WHAT TO DO> Scan the data below for the string "College". Copy every line where it appears.

GIVEN RECORDS>
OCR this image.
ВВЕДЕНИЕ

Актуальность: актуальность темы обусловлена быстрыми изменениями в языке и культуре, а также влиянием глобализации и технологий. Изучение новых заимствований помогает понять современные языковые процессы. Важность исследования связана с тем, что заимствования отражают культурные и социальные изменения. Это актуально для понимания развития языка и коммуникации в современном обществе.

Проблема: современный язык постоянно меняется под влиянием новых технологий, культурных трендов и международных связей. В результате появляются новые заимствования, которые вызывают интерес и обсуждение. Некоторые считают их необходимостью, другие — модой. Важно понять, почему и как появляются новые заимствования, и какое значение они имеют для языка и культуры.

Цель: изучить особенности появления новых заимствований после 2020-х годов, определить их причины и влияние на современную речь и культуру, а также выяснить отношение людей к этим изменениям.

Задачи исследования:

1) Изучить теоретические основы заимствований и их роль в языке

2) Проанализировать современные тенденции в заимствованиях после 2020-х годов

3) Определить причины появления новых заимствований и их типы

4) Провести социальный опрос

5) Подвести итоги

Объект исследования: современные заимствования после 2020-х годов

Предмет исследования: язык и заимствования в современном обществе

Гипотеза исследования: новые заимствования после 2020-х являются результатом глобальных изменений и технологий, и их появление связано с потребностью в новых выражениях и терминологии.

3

---

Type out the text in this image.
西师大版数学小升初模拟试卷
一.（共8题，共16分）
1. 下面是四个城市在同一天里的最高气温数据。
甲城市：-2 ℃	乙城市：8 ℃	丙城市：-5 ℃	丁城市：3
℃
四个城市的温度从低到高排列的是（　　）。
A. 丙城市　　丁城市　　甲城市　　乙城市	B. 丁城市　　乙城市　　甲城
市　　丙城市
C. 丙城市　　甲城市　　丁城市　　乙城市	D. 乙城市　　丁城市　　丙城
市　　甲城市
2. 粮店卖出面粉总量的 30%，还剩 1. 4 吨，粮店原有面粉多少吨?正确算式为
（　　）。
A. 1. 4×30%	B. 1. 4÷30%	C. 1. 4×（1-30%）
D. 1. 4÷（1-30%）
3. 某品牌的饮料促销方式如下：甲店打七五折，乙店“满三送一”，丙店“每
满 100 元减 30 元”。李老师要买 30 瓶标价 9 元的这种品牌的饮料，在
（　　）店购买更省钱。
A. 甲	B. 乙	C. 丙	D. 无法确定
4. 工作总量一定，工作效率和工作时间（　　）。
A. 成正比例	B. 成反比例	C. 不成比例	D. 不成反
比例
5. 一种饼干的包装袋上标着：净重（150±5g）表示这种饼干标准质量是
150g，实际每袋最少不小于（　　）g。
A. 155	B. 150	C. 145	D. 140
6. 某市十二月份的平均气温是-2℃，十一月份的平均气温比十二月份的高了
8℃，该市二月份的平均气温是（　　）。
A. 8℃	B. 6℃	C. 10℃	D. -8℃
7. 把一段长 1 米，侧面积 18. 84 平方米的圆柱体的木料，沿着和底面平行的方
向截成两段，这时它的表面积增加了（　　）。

---

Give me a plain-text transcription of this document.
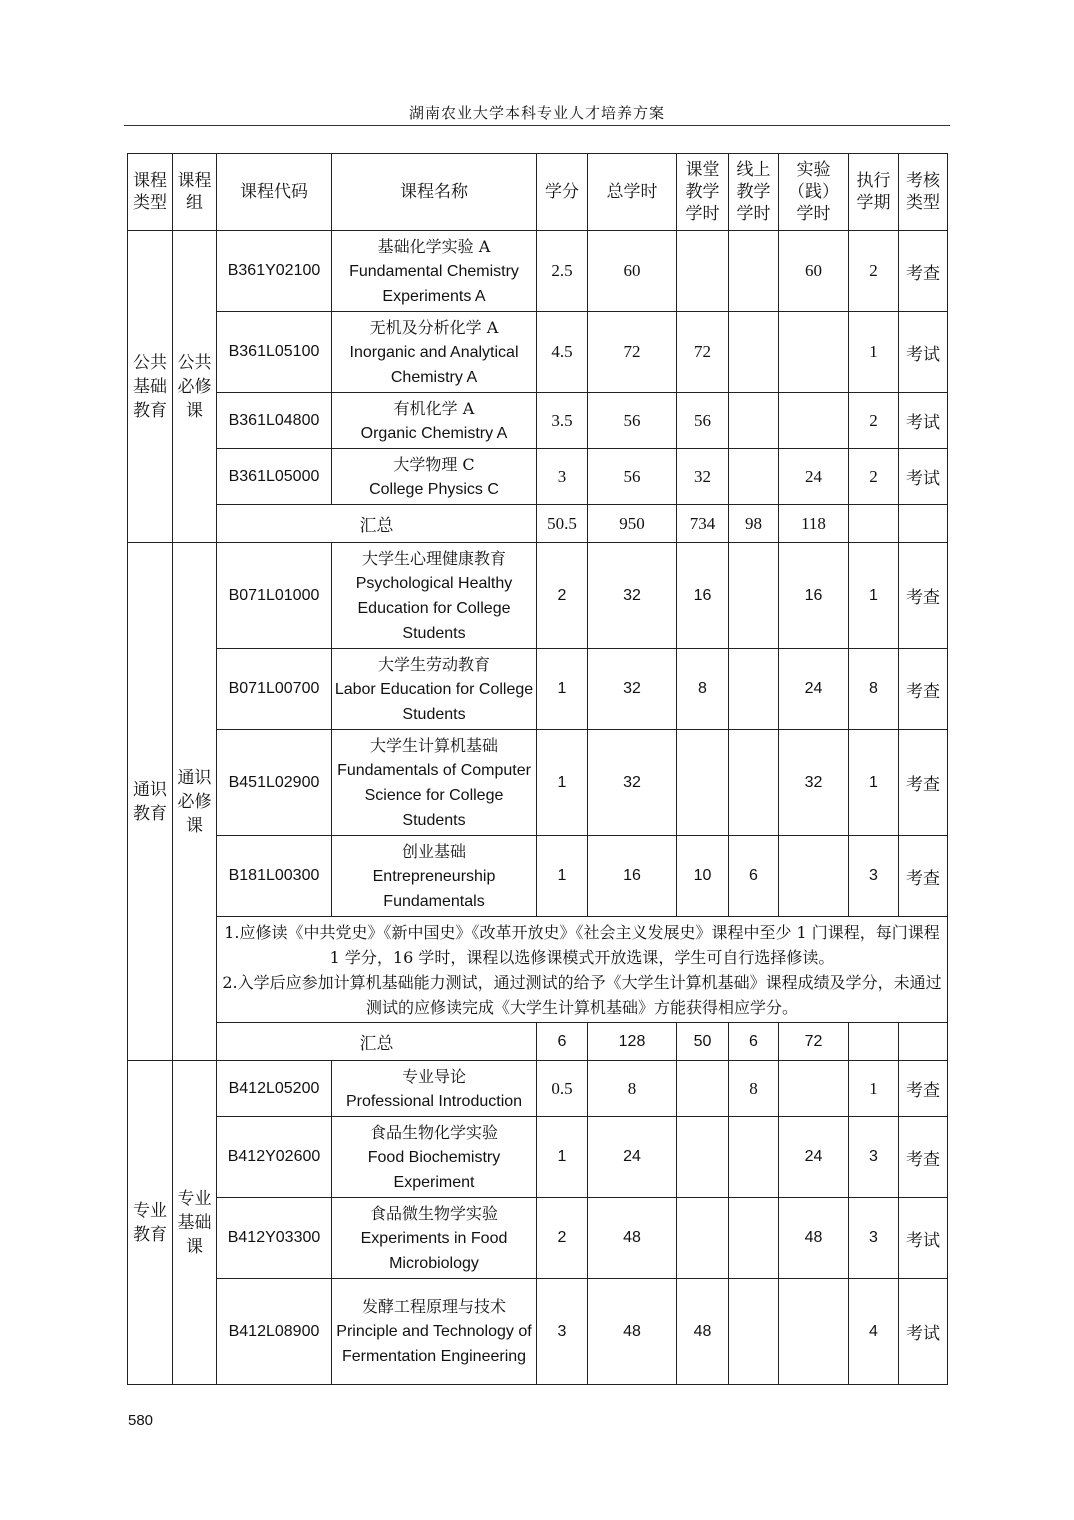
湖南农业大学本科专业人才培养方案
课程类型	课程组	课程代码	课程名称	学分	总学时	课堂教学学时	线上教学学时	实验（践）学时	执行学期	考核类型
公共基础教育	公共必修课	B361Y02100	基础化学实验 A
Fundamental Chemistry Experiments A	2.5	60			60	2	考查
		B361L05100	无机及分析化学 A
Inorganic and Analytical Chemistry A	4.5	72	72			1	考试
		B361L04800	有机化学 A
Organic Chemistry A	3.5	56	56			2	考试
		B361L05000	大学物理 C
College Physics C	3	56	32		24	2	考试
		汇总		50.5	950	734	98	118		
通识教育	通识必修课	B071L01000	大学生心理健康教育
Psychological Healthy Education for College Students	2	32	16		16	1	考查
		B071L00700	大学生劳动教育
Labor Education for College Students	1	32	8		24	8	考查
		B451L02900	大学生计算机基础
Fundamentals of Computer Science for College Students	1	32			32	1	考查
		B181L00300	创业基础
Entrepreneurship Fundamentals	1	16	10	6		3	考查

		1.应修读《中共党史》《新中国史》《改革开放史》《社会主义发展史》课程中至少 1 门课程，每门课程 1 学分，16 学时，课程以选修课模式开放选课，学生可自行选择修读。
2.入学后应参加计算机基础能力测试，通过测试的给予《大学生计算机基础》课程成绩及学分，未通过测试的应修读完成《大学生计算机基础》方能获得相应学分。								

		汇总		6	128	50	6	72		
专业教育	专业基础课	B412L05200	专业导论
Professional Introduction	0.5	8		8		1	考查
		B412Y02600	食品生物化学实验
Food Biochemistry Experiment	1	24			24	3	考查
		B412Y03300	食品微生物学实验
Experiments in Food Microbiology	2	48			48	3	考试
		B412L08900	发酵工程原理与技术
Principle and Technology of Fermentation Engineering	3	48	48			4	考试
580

RESPONSE TO THIS TASK>
College Physics C	3	56	32		24	2	考试
Psychological Healthy Education for College Students	2	32	16		16	1	考查
Labor Education for College Students	1	32	8		24	8	考查
Fundamentals of Computer Science for College Students	1	32			32	1	考查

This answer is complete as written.